Copy out the material from the line containing "What elements are" to the line containing "- value-label: 13.5%", both included, word for word, without the pictures.

**INPUT DATA**
○ ○ ○

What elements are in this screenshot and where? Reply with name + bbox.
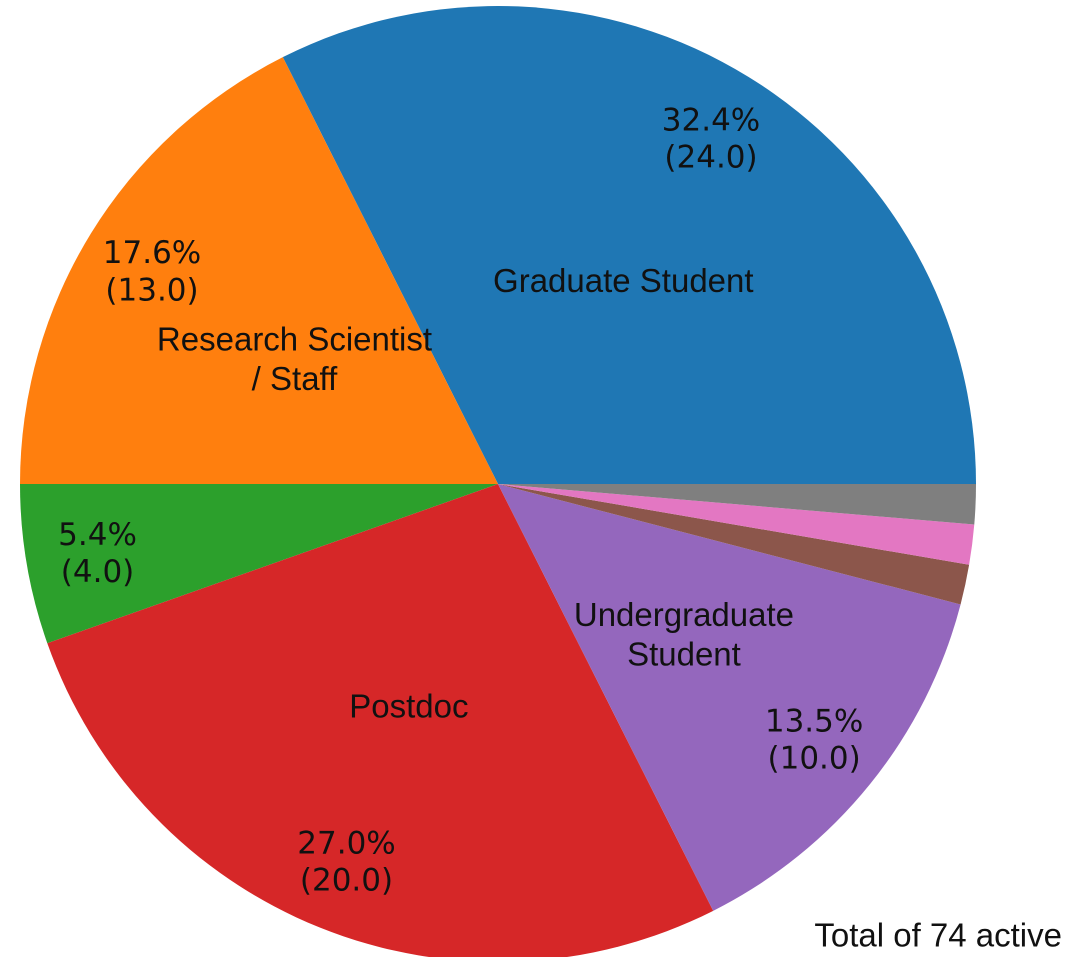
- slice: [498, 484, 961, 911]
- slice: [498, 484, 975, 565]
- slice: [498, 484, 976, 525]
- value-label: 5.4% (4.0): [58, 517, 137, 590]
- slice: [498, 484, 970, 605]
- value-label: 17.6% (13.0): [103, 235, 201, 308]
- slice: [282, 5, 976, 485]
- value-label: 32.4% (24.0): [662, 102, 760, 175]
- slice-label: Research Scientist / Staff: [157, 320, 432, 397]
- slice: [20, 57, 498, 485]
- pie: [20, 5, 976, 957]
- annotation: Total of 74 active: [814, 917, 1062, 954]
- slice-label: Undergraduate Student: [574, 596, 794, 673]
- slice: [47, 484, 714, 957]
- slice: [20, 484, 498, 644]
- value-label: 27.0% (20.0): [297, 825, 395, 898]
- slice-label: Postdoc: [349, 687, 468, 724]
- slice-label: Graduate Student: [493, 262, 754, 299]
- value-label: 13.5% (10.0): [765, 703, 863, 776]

○ ○ ○

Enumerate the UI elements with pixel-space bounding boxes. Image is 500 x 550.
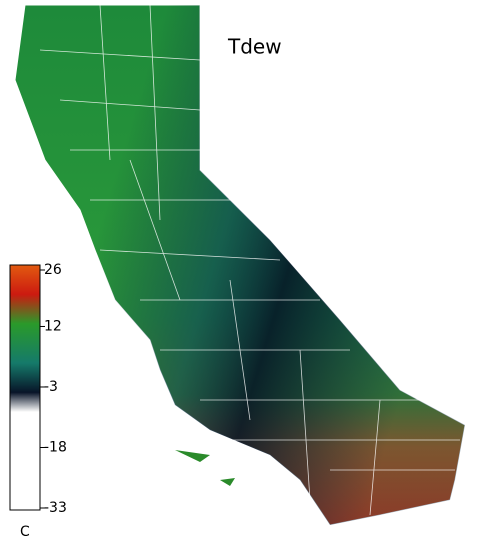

○ ○ ○

**OUTPUT FOR THIS EXERCISE**
What elements are in this screenshot and where? Reply with name + bbox.
- slice: [498, 484, 961, 911]
- slice: [498, 484, 975, 565]
- slice: [498, 484, 976, 525]
- value-label: 5.4% (4.0): [58, 517, 137, 590]
- slice: [498, 484, 970, 605]
- value-label: 17.6% (13.0): [103, 235, 201, 308]
- slice: [282, 5, 976, 485]
- value-label: 32.4% (24.0): [662, 102, 760, 175]
- slice-label: Research Scientist / Staff: [157, 320, 432, 397]
- slice: [20, 57, 498, 485]
- pie: [20, 5, 976, 957]
- annotation: Total of 74 active: [814, 917, 1062, 954]
- slice-label: Undergraduate Student: [574, 596, 794, 673]
- slice: [47, 484, 714, 957]
- slice: [20, 484, 498, 644]
- value-label: 27.0% (20.0): [297, 825, 395, 898]
- slice-label: Postdoc: [349, 687, 468, 724]
- slice-label: Graduate Student: [493, 262, 754, 299]
- value-label: 13.5% (10.0): [765, 703, 863, 776]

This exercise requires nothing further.